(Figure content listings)
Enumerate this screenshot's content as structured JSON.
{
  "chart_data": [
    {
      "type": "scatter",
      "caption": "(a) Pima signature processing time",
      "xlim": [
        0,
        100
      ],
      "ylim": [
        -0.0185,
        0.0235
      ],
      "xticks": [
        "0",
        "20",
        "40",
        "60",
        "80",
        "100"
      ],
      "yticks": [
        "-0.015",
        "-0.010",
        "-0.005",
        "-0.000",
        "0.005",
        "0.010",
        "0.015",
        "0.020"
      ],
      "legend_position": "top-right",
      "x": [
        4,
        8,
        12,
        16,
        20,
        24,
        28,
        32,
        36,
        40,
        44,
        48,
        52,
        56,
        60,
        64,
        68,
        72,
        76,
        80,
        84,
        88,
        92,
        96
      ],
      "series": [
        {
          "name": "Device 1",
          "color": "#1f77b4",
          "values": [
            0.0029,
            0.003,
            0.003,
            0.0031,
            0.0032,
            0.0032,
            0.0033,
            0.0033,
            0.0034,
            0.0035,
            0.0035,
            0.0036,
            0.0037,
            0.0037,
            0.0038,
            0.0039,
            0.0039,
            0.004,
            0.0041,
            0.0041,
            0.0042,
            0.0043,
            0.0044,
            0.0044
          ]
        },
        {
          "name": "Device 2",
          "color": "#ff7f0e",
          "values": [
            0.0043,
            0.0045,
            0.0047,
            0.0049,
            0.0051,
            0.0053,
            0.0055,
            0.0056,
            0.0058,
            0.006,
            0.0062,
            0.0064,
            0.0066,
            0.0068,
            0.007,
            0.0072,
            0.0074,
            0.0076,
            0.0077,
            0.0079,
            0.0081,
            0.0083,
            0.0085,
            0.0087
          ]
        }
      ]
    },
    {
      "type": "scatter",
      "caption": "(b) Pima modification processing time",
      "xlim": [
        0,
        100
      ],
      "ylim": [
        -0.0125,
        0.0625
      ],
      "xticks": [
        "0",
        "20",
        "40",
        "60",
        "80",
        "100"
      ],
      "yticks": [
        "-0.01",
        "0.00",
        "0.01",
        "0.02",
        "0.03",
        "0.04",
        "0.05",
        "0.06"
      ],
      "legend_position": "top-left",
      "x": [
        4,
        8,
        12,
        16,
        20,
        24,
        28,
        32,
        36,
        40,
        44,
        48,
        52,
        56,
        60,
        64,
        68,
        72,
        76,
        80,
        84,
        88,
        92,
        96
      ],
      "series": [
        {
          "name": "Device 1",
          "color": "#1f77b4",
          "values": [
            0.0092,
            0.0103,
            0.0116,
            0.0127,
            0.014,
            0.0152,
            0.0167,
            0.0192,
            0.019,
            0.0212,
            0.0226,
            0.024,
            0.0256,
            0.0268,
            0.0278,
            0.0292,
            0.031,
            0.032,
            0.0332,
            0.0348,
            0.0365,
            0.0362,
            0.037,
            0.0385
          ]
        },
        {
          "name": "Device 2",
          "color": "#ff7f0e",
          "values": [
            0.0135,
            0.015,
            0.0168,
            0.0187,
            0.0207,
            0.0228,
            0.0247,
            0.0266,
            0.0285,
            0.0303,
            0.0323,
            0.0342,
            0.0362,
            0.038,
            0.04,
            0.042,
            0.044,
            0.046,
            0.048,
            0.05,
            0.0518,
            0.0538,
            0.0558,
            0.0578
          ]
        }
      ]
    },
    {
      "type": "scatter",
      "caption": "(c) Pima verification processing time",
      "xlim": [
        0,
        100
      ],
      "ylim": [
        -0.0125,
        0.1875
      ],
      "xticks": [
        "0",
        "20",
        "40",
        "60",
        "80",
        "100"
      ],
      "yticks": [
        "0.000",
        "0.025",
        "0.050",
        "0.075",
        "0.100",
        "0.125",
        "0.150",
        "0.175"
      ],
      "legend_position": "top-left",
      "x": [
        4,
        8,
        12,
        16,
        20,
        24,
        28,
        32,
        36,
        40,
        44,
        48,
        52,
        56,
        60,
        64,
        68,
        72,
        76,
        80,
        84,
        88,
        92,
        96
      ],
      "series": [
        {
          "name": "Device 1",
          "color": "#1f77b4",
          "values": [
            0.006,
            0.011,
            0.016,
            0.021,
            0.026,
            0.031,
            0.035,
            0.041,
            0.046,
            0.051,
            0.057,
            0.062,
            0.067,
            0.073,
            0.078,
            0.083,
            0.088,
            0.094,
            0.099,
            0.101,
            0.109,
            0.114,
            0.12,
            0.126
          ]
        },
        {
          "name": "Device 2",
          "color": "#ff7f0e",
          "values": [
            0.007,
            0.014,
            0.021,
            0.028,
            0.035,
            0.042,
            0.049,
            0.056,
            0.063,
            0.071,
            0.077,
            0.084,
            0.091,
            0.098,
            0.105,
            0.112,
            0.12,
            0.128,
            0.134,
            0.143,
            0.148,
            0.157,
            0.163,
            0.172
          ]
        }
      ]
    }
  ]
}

• _WORK REQUIRED_:
Retype each record exactly, leaving nothing out.

• _WRITTEN SOLUTION_:
Enumerate this screenshot's content as structured JSON.
{
  "chart_data": [
    {
      "type": "scatter",
      "caption": "(a) Pima signature processing time",
      "xlim": [
        0,
        100
      ],
      "ylim": [
        -0.0185,
        0.0235
      ],
      "xticks": [
        "0",
        "20",
        "40",
        "60",
        "80",
        "100"
      ],
      "yticks": [
        "-0.015",
        "-0.010",
        "-0.005",
        "-0.000",
        "0.005",
        "0.010",
        "0.015",
        "0.020"
      ],
      "legend_position": "top-right",
      "x": [
        4,
        8,
        12,
        16,
        20,
        24,
        28,
        32,
        36,
        40,
        44,
        48,
        52,
        56,
        60,
        64,
        68,
        72,
        76,
        80,
        84,
        88,
        92,
        96
      ],
      "series": [
        {
          "name": "Device 1",
          "color": "#1f77b4",
          "values": [
            0.0029,
            0.003,
            0.003,
            0.0031,
            0.0032,
            0.0032,
            0.0033,
            0.0033,
            0.0034,
            0.0035,
            0.0035,
            0.0036,
            0.0037,
            0.0037,
            0.0038,
            0.0039,
            0.0039,
            0.004,
            0.0041,
            0.0041,
            0.0042,
            0.0043,
            0.0044,
            0.0044
          ]
        },
        {
          "name": "Device 2",
          "color": "#ff7f0e",
          "values": [
            0.0043,
            0.0045,
            0.0047,
            0.0049,
            0.0051,
            0.0053,
            0.0055,
            0.0056,
            0.0058,
            0.006,
            0.0062,
            0.0064,
            0.0066,
            0.0068,
            0.007,
            0.0072,
            0.0074,
            0.0076,
            0.0077,
            0.0079,
            0.0081,
            0.0083,
            0.0085,
            0.0087
          ]
        }
      ]
    },
    {
      "type": "scatter",
      "caption": "(b) Pima modification processing time",
      "xlim": [
        0,
        100
      ],
      "ylim": [
        -0.0125,
        0.0625
      ],
      "xticks": [
        "0",
        "20",
        "40",
        "60",
        "80",
        "100"
      ],
      "yticks": [
        "-0.01",
        "0.00",
        "0.01",
        "0.02",
        "0.03",
        "0.04",
        "0.05",
        "0.06"
      ],
      "legend_position": "top-left",
      "x": [
        4,
        8,
        12,
        16,
        20,
        24,
        28,
        32,
        36,
        40,
        44,
        48,
        52,
        56,
        60,
        64,
        68,
        72,
        76,
        80,
        84,
        88,
        92,
        96
      ],
      "series": [
        {
          "name": "Device 1",
          "color": "#1f77b4",
          "values": [
            0.0092,
            0.0103,
            0.0116,
            0.0127,
            0.014,
            0.0152,
            0.0167,
            0.0192,
            0.019,
            0.0212,
            0.0226,
            0.024,
            0.0256,
            0.0268,
            0.0278,
            0.0292,
            0.031,
            0.032,
            0.0332,
            0.0348,
            0.0365,
            0.0362,
            0.037,
            0.0385
          ]
        },
        {
          "name": "Device 2",
          "color": "#ff7f0e",
          "values": [
            0.0135,
            0.015,
            0.0168,
            0.0187,
            0.0207,
            0.0228,
            0.0247,
            0.0266,
            0.0285,
            0.0303,
            0.0323,
            0.0342,
            0.0362,
            0.038,
            0.04,
            0.042,
            0.044,
            0.046,
            0.048,
            0.05,
            0.0518,
            0.0538,
            0.0558,
            0.0578
          ]
        }
      ]
    },
    {
      "type": "scatter",
      "caption": "(c) Pima verification processing time",
      "xlim": [
        0,
        100
      ],
      "ylim": [
        -0.0125,
        0.1875
      ],
      "xticks": [
        "0",
        "20",
        "40",
        "60",
        "80",
        "100"
      ],
      "yticks": [
        "0.000",
        "0.025",
        "0.050",
        "0.075",
        "0.100",
        "0.125",
        "0.150",
        "0.175"
      ],
      "legend_position": "top-left",
      "x": [
        4,
        8,
        12,
        16,
        20,
        24,
        28,
        32,
        36,
        40,
        44,
        48,
        52,
        56,
        60,
        64,
        68,
        72,
        76,
        80,
        84,
        88,
        92,
        96
      ],
      "series": [
        {
          "name": "Device 1",
          "color": "#1f77b4",
          "values": [
            0.006,
            0.011,
            0.016,
            0.021,
            0.026,
            0.031,
            0.035,
            0.041,
            0.046,
            0.051,
            0.057,
            0.062,
            0.067,
            0.073,
            0.078,
            0.083,
            0.088,
            0.094,
            0.099,
            0.101,
            0.109,
            0.114,
            0.12,
            0.126
          ]
        },
        {
          "name": "Device 2",
          "color": "#ff7f0e",
          "values": [
            0.007,
            0.014,
            0.021,
            0.028,
            0.035,
            0.042,
            0.049,
            0.056,
            0.063,
            0.071,
            0.077,
            0.084,
            0.091,
            0.098,
            0.105,
            0.112,
            0.12,
            0.128,
            0.134,
            0.143,
            0.148,
            0.157,
            0.163,
            0.172
          ]
        }
      ]
    }
  ]
}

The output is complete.